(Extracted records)

%%

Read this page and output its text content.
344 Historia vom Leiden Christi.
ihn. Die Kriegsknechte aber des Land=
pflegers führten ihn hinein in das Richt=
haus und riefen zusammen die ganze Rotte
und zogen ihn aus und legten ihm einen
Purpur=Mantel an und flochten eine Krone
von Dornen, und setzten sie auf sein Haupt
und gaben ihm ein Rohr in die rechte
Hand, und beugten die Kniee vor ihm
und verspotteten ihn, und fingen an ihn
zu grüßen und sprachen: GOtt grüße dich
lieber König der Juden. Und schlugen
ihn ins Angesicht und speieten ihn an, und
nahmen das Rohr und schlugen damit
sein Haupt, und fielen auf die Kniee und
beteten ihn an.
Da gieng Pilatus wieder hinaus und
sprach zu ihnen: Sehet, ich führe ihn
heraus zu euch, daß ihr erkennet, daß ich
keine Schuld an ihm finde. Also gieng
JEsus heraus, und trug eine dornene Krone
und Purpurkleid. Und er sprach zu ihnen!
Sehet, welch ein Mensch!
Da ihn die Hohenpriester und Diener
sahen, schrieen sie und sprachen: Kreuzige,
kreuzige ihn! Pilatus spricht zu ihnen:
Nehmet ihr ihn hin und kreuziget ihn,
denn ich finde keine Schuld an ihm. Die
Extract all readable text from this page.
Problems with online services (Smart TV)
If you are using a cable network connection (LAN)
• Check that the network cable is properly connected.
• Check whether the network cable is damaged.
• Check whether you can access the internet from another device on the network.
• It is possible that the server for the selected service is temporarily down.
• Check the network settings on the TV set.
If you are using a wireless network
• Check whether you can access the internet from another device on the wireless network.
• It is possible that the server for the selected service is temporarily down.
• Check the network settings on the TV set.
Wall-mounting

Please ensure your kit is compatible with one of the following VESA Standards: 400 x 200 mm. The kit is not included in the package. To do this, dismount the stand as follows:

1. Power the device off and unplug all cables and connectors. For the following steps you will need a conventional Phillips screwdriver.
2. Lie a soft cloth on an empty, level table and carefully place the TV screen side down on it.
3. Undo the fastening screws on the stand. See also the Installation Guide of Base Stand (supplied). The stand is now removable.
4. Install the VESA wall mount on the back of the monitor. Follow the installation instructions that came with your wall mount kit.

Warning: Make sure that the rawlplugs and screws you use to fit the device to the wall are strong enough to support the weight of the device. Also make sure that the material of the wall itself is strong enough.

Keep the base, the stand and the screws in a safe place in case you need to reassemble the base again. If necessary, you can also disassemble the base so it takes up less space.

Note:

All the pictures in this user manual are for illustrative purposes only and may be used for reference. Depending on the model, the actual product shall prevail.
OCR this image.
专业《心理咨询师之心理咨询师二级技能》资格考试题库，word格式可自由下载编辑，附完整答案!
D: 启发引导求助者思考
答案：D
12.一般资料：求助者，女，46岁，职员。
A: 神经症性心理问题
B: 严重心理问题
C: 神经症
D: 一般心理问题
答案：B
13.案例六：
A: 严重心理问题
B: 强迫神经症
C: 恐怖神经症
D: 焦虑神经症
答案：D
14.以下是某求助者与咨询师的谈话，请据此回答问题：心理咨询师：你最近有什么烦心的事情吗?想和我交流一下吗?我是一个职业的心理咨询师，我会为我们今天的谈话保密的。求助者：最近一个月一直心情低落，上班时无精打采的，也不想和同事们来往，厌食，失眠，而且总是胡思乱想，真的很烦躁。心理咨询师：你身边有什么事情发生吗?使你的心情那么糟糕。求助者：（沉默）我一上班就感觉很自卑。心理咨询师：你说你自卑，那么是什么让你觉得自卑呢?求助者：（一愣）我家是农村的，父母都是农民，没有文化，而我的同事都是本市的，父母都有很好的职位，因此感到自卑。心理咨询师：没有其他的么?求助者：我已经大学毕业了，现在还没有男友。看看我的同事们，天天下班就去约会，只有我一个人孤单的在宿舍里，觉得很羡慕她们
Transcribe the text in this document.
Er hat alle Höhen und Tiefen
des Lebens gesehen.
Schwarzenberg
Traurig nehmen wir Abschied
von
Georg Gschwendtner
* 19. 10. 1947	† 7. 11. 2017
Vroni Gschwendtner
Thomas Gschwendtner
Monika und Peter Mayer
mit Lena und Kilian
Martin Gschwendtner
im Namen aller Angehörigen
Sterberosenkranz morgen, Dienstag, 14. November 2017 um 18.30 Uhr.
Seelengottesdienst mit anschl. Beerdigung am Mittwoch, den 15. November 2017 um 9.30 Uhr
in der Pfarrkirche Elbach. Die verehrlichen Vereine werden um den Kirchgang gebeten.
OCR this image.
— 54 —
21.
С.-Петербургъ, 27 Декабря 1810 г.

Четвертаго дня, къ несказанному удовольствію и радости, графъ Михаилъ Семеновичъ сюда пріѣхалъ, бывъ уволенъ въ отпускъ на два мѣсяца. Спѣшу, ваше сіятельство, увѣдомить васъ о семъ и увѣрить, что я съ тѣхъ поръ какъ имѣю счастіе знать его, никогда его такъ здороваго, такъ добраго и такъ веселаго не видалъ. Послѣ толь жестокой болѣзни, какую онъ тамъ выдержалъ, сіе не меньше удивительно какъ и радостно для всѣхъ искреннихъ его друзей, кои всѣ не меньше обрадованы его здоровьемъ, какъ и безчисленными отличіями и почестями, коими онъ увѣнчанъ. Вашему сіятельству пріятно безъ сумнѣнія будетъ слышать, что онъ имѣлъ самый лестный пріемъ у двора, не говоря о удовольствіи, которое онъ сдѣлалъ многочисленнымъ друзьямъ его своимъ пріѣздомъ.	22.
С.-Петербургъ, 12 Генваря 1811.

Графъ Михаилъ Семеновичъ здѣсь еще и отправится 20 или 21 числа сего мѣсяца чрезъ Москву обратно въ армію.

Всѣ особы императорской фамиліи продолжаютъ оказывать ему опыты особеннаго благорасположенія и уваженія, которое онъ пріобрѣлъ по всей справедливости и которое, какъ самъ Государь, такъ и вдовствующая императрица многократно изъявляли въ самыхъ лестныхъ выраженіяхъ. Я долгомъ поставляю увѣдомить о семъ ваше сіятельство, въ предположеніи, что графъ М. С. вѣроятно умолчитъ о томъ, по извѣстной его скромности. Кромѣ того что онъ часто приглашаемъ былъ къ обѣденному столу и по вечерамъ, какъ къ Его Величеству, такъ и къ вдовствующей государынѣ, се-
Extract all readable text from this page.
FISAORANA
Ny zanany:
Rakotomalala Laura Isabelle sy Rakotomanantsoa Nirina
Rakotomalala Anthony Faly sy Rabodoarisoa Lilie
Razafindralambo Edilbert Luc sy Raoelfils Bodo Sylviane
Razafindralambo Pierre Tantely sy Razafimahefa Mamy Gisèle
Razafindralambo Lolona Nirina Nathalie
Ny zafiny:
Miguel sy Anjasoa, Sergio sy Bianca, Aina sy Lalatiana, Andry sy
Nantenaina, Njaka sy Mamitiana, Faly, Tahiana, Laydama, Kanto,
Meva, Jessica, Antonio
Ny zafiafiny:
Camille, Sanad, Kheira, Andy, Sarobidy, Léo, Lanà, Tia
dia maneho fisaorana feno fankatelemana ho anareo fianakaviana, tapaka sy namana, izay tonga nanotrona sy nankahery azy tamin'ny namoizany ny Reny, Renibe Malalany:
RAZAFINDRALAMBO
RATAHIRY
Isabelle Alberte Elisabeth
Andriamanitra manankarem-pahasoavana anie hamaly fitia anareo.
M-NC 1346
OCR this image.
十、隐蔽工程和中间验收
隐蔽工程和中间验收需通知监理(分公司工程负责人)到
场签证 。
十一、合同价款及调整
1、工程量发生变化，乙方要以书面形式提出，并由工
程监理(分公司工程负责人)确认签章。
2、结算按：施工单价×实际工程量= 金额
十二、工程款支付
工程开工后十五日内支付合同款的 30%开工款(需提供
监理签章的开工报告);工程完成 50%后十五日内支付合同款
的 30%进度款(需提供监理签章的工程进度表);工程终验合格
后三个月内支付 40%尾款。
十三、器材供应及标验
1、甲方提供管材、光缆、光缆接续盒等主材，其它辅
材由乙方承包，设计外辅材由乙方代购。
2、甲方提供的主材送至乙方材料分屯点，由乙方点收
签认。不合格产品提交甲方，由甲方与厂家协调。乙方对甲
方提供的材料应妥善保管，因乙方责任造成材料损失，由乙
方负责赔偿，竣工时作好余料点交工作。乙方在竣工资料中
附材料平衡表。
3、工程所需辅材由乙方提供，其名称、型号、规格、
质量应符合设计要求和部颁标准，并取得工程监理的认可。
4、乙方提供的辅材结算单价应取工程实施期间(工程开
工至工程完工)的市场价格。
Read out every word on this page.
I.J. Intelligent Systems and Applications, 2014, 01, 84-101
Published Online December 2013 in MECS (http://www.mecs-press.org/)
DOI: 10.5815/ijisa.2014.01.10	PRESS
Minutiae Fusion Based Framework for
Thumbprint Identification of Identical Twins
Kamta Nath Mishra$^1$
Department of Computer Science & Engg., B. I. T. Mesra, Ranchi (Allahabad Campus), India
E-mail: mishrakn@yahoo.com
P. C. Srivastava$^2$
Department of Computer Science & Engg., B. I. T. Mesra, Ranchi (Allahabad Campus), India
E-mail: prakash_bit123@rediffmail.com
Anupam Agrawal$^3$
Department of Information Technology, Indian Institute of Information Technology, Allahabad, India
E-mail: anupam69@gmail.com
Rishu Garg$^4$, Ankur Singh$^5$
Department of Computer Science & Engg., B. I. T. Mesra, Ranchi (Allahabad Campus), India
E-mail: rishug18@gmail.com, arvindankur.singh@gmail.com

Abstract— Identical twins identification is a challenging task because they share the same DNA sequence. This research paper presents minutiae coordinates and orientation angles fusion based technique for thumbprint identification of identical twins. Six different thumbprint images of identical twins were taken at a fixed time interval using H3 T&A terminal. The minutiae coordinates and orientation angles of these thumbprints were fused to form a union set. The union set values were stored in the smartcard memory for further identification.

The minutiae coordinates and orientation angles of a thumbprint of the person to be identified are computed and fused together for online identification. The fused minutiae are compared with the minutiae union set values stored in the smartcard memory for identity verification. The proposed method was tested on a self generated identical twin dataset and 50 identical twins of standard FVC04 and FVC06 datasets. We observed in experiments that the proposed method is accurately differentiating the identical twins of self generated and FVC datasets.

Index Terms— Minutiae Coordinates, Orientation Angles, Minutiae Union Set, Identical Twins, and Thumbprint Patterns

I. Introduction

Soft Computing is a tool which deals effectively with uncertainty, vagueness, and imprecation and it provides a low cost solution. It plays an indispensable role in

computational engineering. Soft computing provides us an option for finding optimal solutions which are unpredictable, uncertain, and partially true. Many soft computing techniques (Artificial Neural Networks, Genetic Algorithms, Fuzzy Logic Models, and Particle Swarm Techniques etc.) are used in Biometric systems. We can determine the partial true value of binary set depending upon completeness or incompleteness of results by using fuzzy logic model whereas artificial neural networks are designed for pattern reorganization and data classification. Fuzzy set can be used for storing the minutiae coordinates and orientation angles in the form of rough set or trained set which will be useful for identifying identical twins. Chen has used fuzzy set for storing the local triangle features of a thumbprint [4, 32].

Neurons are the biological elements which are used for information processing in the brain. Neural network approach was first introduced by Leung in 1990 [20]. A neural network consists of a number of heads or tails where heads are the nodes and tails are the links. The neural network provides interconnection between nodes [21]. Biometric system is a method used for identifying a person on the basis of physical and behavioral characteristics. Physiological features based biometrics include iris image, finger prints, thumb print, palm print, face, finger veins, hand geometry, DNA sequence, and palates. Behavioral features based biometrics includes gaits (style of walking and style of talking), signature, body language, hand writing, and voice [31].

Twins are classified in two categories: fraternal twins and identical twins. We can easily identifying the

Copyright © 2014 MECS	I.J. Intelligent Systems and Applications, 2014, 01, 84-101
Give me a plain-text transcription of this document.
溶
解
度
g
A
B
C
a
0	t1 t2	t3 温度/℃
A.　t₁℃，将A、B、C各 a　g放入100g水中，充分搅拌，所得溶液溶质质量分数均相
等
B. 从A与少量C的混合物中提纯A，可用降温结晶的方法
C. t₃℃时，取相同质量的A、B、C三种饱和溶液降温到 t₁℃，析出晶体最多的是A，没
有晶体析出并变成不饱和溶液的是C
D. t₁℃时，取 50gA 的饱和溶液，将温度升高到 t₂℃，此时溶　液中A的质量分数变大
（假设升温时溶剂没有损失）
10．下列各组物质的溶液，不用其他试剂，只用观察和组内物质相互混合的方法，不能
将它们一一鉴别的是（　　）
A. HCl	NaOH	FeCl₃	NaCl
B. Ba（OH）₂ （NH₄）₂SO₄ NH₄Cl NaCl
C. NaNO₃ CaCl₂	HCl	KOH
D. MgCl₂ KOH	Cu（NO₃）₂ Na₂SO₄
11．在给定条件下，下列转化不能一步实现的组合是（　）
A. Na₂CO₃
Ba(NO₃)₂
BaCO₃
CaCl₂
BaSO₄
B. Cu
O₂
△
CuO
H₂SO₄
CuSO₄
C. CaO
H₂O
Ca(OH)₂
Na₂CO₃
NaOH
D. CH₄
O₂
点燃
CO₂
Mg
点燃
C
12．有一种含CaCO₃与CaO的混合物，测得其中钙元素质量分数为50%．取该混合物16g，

%%

- _WRITTEN PROBLEM_
Scan the lines above for "finde", then copy every one that has it.

- _EXERCISE OUTPUT_
keine Schuld an ihm finde. Also gieng
denn ich finde keine Schuld an ihm. Die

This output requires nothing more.